= Exercise objective =
Repeat every entry word for word, but leave the images out of your copy.

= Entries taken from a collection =
━━━━━━━━━━

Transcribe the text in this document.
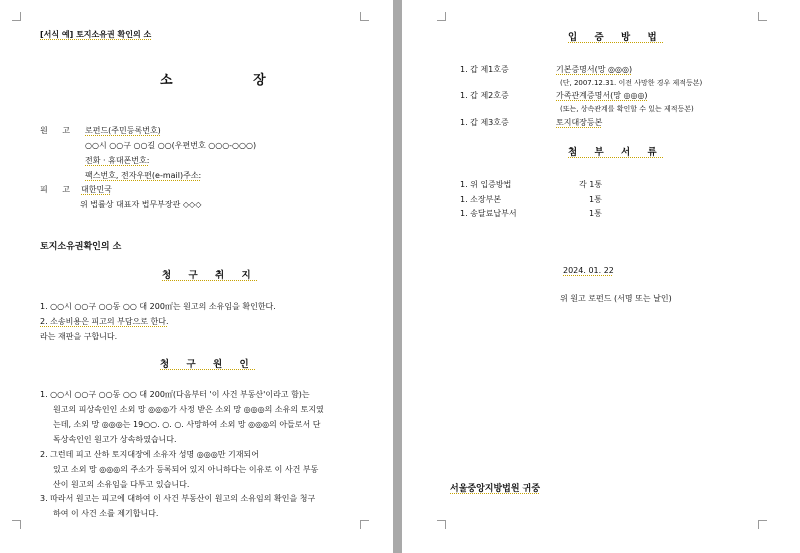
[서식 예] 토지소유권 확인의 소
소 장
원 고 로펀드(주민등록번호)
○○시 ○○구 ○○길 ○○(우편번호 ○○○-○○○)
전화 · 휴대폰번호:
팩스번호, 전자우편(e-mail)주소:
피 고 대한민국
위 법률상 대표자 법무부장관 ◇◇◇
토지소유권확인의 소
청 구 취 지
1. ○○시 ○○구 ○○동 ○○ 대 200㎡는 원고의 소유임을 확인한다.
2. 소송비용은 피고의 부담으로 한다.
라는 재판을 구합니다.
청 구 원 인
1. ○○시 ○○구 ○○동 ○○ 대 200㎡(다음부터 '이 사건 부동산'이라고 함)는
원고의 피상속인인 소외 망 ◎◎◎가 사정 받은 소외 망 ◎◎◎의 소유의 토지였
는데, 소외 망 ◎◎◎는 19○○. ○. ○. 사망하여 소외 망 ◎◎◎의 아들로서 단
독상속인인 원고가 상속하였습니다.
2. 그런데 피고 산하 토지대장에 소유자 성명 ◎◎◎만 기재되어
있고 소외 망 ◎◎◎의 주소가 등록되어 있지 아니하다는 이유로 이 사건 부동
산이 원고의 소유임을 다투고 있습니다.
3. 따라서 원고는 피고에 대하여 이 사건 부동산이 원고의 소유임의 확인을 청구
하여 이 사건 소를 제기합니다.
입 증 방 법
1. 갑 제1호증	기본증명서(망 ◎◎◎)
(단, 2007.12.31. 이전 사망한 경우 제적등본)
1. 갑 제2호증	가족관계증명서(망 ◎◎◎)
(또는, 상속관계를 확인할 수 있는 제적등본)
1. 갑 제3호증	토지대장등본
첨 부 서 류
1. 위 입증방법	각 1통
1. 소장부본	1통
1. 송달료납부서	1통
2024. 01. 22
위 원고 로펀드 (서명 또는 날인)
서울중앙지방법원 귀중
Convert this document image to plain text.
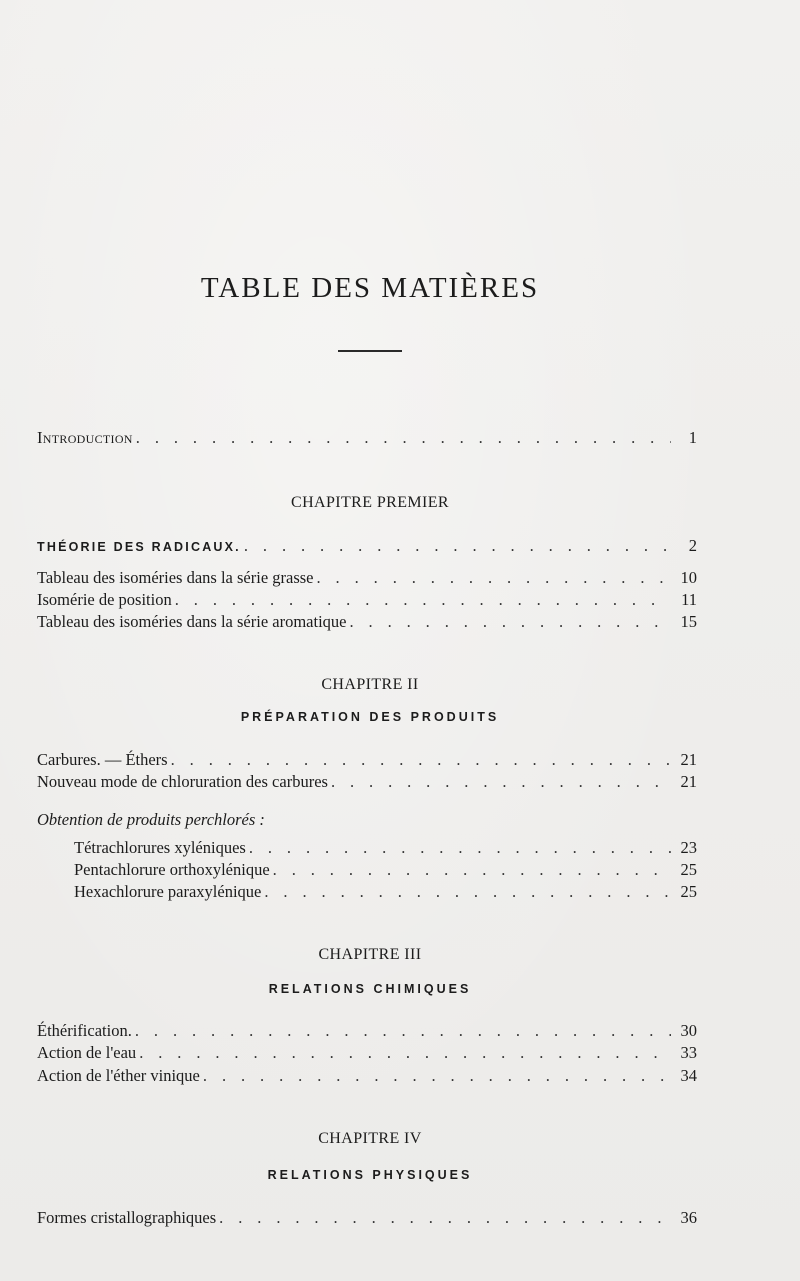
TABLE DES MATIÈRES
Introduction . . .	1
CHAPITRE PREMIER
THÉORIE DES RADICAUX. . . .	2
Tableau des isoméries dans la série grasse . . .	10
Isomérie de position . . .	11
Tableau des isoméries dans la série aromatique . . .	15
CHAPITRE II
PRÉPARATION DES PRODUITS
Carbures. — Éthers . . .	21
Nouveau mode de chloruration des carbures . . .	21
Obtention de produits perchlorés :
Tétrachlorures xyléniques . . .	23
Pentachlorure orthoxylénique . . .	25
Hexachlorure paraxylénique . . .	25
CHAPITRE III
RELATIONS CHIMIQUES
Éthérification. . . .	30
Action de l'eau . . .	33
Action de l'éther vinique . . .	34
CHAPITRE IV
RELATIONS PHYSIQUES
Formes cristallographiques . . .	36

━━━━━━━━━━

= Full response =
Transcribe the text in this document.
[서식 예] 토지소유권 확인의 소
소 장
원 고 로펀드(주민등록번호)
○○시 ○○구 ○○길 ○○(우편번호 ○○○-○○○)
전화 · 휴대폰번호:
팩스번호, 전자우편(e-mail)주소:
피 고 대한민국
위 법률상 대표자 법무부장관 ◇◇◇
토지소유권확인의 소
청 구 취 지
1. ○○시 ○○구 ○○동 ○○ 대 200㎡는 원고의 소유임을 확인한다.
2. 소송비용은 피고의 부담으로 한다.
라는 재판을 구합니다.
청 구 원 인
1. ○○시 ○○구 ○○동 ○○ 대 200㎡(다음부터 '이 사건 부동산'이라고 함)는
원고의 피상속인인 소외 망 ◎◎◎가 사정 받은 소외 망 ◎◎◎의 소유의 토지였
는데, 소외 망 ◎◎◎는 19○○. ○. ○. 사망하여 소외 망 ◎◎◎의 아들로서 단
독상속인인 원고가 상속하였습니다.
2. 그런데 피고 산하 토지대장에 소유자 성명 ◎◎◎만 기재되어
있고 소외 망 ◎◎◎의 주소가 등록되어 있지 아니하다는 이유로 이 사건 부동
산이 원고의 소유임을 다투고 있습니다.
3. 따라서 원고는 피고에 대하여 이 사건 부동산이 원고의 소유임의 확인을 청구
하여 이 사건 소를 제기합니다.
입 증 방 법
1. 갑 제1호증	기본증명서(망 ◎◎◎)
(단, 2007.12.31. 이전 사망한 경우 제적등본)
1. 갑 제2호증	가족관계증명서(망 ◎◎◎)
(또는, 상속관계를 확인할 수 있는 제적등본)
1. 갑 제3호증	토지대장등본
첨 부 서 류
1. 위 입증방법	각 1통
1. 소장부본	1통
1. 송달료납부서	1통
2024. 01. 22
위 원고 로펀드 (서명 또는 날인)
서울중앙지방법원 귀중
Convert this document image to plain text.
TABLE DES MATIÈRES
Introduction . . .	1
CHAPITRE PREMIER
THÉORIE DES RADICAUX. . . .	2
Tableau des isoméries dans la série grasse . . .	10
Isomérie de position . . .	11
Tableau des isoméries dans la série aromatique . . .	15
CHAPITRE II
PRÉPARATION DES PRODUITS
Carbures. — Éthers . . .	21
Nouveau mode de chloruration des carbures . . .	21
Obtention de produits perchlorés :
Tétrachlorures xyléniques . . .	23
Pentachlorure orthoxylénique . . .	25
Hexachlorure paraxylénique . . .	25
CHAPITRE III
RELATIONS CHIMIQUES
Éthérification. . . .	30
Action de l'eau . . .	33
Action de l'éther vinique . . .	34
CHAPITRE IV
RELATIONS PHYSIQUES
Formes cristallographiques . . .	36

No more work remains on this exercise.